----- Reading text

The model relies on a custom modeling file, you need to add trust_remote_code=True to use it.

from transformers import AutoModel, AutoTokenizer

model = AutoModel.from_pretrained("ccdv/lsg-bart-large-4096", trust_remote_code=True)
tokenizer = AutoTokenizer.from_pretrained("ccdv/lsg-bart-large-4096")

Parameters

You can change various parameters like:

the number of global tokens (num_global_tokens=1)
local block size (block_size=128)
sparse block size (sparse_block_size=128)
sparsity factor (sparsity_factor=2)
mask_first_token (mask first token since it is redundant with the first global token)
see config.json file

Default parameters work well in practice. If you are short on memory, reduce block sizes, increase sparsity factor and remove dropout in the attention score matrix.

from transformers import AutoModel

model = AutoModel.from_pretrained("ccdv/lsg-bart-large-4096", 
    trust_remote_code=True, 
    num_global_tokens=16,
    block_size=64,
    sparse_block_size=64,
    attention_probs_dropout_prob=0.0,
    sparsity_factor=4,
    sparsity_type="none",
    mask_first_token=True
)

Sparse selection type

There are 6 different sparse selection patterns. The best type is task - dependent. If sparse_block_size = 0 or sparsity_type="none", only local attention is considered. Note that for sequences with length < 2*block_size, the type has no effect.

sparsity_type="bos_pooling" (new)

----------
----- Information provided

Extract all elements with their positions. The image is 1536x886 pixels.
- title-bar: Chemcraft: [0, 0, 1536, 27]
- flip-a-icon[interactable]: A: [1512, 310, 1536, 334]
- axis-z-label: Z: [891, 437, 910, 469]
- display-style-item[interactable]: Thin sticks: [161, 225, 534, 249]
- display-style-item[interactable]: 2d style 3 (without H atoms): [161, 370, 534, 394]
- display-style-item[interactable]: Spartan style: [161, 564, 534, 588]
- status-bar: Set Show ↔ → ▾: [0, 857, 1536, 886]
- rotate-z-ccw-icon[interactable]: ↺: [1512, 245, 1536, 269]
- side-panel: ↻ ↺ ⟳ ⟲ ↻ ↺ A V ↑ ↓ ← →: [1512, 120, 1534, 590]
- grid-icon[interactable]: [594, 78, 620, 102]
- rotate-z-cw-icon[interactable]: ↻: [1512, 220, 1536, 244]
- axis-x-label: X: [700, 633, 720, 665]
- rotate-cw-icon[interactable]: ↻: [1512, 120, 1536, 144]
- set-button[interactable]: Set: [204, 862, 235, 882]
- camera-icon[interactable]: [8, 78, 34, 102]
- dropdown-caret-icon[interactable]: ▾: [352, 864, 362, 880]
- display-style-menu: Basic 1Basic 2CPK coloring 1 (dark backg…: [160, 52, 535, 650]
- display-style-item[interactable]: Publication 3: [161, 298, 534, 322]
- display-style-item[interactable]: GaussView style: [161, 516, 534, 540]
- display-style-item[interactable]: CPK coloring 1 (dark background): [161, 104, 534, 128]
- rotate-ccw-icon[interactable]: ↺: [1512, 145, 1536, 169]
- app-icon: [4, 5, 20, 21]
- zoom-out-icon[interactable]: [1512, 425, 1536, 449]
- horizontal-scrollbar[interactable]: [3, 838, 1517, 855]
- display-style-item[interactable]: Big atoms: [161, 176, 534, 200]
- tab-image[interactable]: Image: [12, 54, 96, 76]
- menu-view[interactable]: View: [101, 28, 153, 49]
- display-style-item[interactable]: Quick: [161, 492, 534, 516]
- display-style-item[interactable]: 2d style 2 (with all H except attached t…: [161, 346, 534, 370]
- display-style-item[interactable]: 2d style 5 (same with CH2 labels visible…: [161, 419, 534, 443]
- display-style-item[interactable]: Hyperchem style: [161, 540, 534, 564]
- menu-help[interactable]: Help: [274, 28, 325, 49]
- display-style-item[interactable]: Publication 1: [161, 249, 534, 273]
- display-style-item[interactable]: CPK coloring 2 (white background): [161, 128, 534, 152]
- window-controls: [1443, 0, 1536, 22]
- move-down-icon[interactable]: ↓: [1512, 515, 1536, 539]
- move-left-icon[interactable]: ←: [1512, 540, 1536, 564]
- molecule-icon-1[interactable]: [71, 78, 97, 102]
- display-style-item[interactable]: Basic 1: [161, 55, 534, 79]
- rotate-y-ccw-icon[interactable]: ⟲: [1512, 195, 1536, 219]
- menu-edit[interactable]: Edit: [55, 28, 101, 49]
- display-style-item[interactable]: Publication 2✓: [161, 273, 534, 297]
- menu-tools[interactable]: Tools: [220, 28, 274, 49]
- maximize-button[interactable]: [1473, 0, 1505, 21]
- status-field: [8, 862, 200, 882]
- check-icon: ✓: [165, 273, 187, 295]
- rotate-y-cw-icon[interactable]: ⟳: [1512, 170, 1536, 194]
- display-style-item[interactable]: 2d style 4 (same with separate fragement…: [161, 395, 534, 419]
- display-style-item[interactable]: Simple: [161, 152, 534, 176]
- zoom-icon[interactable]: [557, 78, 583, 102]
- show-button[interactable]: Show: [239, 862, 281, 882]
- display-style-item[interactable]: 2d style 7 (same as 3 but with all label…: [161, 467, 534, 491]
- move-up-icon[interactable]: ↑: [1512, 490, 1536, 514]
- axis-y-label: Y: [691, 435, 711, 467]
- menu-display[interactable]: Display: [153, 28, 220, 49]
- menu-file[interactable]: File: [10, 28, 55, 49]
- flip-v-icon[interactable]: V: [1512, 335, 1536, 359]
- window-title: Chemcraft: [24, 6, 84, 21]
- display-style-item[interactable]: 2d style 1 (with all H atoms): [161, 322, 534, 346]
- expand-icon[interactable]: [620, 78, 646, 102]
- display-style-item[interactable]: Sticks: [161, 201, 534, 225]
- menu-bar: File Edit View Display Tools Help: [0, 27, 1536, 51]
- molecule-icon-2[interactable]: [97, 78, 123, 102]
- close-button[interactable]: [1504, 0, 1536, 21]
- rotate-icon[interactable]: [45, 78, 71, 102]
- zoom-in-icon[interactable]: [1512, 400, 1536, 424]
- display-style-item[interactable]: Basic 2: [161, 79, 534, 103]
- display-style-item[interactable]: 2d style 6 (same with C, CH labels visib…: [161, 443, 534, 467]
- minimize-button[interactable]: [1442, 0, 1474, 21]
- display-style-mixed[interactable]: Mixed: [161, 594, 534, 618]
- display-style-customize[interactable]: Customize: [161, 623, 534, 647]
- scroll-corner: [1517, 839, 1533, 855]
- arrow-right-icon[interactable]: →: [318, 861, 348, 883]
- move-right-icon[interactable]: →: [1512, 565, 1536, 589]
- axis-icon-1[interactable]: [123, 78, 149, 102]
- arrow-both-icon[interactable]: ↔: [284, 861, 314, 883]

----------
----- Information provided

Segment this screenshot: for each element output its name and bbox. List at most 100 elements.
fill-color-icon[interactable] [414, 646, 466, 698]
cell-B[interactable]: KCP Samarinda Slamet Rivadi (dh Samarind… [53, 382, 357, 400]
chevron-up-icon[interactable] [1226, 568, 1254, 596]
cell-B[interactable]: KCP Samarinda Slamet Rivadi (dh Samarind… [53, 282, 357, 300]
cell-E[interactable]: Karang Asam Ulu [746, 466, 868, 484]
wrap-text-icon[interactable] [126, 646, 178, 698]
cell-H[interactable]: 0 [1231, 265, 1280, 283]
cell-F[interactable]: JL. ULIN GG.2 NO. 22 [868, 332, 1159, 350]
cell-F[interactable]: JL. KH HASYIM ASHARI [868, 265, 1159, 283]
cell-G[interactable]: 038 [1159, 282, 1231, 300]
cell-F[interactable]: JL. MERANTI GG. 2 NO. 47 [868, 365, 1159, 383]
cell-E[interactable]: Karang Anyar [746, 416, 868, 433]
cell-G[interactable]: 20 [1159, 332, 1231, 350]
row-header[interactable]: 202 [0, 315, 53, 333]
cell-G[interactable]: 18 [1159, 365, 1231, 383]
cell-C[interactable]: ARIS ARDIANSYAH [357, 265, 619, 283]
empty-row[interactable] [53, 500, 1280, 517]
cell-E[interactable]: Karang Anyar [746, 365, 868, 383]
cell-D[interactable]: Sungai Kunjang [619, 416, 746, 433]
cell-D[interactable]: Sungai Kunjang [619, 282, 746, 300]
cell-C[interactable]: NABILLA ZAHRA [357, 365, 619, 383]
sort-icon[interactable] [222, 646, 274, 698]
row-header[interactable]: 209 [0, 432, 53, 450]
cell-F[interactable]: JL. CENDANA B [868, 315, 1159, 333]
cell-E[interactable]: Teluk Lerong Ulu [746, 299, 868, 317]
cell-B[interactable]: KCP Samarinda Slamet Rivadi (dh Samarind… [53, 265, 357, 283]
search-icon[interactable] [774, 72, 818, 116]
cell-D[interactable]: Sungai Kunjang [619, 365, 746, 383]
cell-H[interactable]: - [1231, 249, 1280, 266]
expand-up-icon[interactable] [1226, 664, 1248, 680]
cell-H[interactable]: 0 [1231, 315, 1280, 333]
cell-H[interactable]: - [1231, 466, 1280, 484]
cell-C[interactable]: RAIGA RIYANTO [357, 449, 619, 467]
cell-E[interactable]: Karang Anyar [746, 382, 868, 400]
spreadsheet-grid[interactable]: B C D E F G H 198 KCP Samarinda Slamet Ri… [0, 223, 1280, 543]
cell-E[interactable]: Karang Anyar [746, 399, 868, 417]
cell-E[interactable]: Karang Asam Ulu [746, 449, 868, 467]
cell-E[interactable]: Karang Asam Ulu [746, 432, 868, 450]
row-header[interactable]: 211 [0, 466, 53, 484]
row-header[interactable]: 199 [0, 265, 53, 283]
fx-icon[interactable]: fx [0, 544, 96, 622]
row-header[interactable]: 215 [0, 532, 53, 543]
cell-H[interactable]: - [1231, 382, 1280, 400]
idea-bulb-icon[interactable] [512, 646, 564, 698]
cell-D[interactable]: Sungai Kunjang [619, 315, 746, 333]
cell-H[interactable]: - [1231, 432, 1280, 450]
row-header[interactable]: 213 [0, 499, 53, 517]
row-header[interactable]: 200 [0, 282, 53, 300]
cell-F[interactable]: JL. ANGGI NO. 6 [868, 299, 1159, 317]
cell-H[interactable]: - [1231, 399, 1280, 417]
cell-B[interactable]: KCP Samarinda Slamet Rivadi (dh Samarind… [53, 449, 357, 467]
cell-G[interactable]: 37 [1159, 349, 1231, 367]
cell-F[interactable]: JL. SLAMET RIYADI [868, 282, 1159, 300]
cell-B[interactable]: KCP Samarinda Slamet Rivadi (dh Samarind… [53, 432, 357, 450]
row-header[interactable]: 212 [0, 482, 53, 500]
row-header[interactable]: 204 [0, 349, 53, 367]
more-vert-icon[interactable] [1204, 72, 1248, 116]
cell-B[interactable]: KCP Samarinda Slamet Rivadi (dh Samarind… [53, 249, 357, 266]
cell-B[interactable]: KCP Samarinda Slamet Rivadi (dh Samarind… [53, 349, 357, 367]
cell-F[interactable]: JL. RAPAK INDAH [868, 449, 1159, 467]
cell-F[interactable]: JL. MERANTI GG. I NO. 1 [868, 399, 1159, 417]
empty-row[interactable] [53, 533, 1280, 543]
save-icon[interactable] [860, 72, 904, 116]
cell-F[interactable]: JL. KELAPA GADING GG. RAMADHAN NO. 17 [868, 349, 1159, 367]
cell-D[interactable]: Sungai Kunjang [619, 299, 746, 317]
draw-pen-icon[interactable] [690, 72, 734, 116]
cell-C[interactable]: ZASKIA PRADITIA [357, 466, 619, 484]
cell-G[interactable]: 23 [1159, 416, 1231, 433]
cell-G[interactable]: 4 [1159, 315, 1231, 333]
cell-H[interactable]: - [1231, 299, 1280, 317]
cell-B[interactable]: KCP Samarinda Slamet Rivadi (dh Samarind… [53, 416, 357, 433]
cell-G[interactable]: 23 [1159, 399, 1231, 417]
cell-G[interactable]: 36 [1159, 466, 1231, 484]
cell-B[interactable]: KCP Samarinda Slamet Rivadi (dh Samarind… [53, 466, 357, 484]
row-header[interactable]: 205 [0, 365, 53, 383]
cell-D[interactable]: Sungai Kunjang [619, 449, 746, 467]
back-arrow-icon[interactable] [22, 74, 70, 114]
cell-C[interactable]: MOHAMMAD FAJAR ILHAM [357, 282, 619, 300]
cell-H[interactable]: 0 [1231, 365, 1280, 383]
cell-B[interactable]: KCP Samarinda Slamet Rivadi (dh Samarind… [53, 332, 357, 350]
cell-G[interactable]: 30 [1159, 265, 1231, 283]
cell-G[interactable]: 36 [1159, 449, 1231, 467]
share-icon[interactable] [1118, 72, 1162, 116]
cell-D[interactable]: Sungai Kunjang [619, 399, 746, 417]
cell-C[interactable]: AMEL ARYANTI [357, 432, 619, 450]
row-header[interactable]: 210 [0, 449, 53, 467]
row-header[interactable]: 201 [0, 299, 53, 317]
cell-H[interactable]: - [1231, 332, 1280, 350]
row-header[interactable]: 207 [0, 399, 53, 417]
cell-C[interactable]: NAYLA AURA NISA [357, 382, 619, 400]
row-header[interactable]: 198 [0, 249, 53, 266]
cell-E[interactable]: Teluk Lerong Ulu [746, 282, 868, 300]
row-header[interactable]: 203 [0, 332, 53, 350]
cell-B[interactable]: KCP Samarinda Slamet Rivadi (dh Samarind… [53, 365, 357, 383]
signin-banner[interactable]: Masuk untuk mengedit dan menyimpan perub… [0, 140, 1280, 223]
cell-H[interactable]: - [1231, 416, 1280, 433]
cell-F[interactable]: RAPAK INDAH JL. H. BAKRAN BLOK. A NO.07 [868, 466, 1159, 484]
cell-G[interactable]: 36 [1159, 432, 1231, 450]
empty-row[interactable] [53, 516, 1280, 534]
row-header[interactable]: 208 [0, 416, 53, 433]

----------

Duplicate the stretch of the model configuration text from "the number of" up to and including "first global token)", keeping every character unchanged.

the number of global tokens (num_global_tokens=1)
local block size (block_size=128)
sparse block size (sparse_block_size=128)
sparsity factor (sparsity_factor=2)
mask_first_token (mask first token since it is redundant with the first global token)